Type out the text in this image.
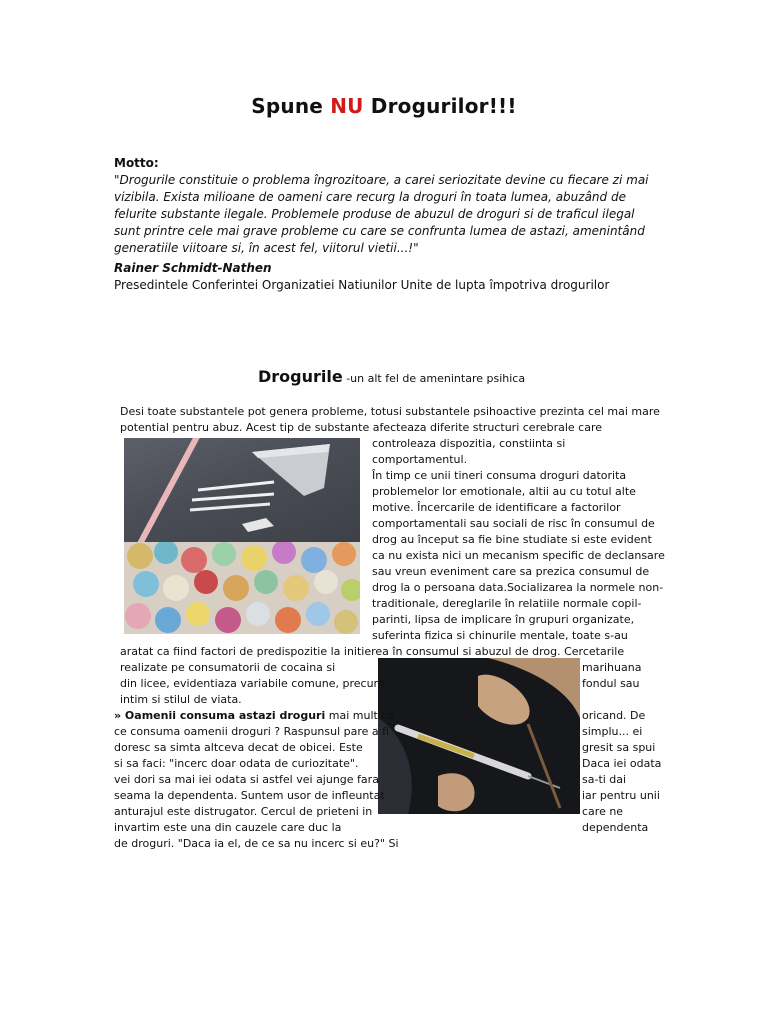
Spune NU Drogurilor!!!
Motto:
"Drogurile constituie o problema îngrozitoare, a carei seriozitate devine cu fiecare zi mai vizibila. Exista milioane de oameni care recurg la droguri în toata lumea, abuzând de felurite substante ilegale. Problemele produse de abuzul de droguri si de traficul ilegal sunt printre cele mai grave probleme cu care se confrunta lumea de astazi, amenintând generatiile viitoare si, în acest fel, viitorul vietii...!"
Rainer Schmidt-Nathen
Presedintele Conferintei Organizatiei Natiunilor Unite de lupta împotriva drogurilor
Drogurile -un alt fel de amenintare psihica
Desi toate substantele pot genera probleme, totusi substantele psihoactive prezinta cel mai mare
potential pentru abuz. Acest tip de substante afecteaza diferite structuri cerebrale care
controleaza dispozitia, constiinta si
comportamentul.
În timp ce unii tineri consuma droguri datorita
problemelor lor emotionale, altii au cu totul alte
motive. Încercarile de identificare a factorilor
comportamentali sau sociali de risc în consumul de
drog au început sa fie bine studiate si este evident
ca nu exista nici un mecanism specific de declansare
sau vreun eveniment care sa prezica consumul de
drog la o persoana data.Socializarea la normele non-
traditionale, dereglarile în relatiile normale copil-
parinti, lipsa de implicare în grupuri organizate,
suferinta fizica si chinurile mentale, toate s-au
aratat ca fiind factori de predispozitie la initierea în consumul si abuzul de drog. Cercetarile
realizate pe consumatorii de cocaina si	marihuana
din licee, evidentiaza variabile comune, precum	fondul sau
intim si stilul de viata.
» Oamenii consuma astazi droguri mai mult ca	oricand. De
ce consuma oamenii droguri ? Raspunsul pare a fi	simplu... ei
doresc sa simta altceva decat de obicei. Este	gresit sa spui
si sa faci: "incerc doar odata de curiozitate".	Daca iei odata
vei dori sa mai iei odata si astfel vei ajunge fara	sa-ti dai
seama la dependenta. Suntem usor de infleuntat	iar pentru unii
anturajul este distrugator. Cercul de prieteni in	care ne
invartim este una din cauzele care duc la	dependenta
de droguri. "Daca ia el, de ce sa nu incerc si eu?" Si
=====
◆ What you need to do:
Where a line of the data holds "unii", show that line.

◆ Exercise solution:
În timp ce unii tineri consuma droguri datorita
seama la dependenta. Suntem usor de infleuntat	iar pentru unii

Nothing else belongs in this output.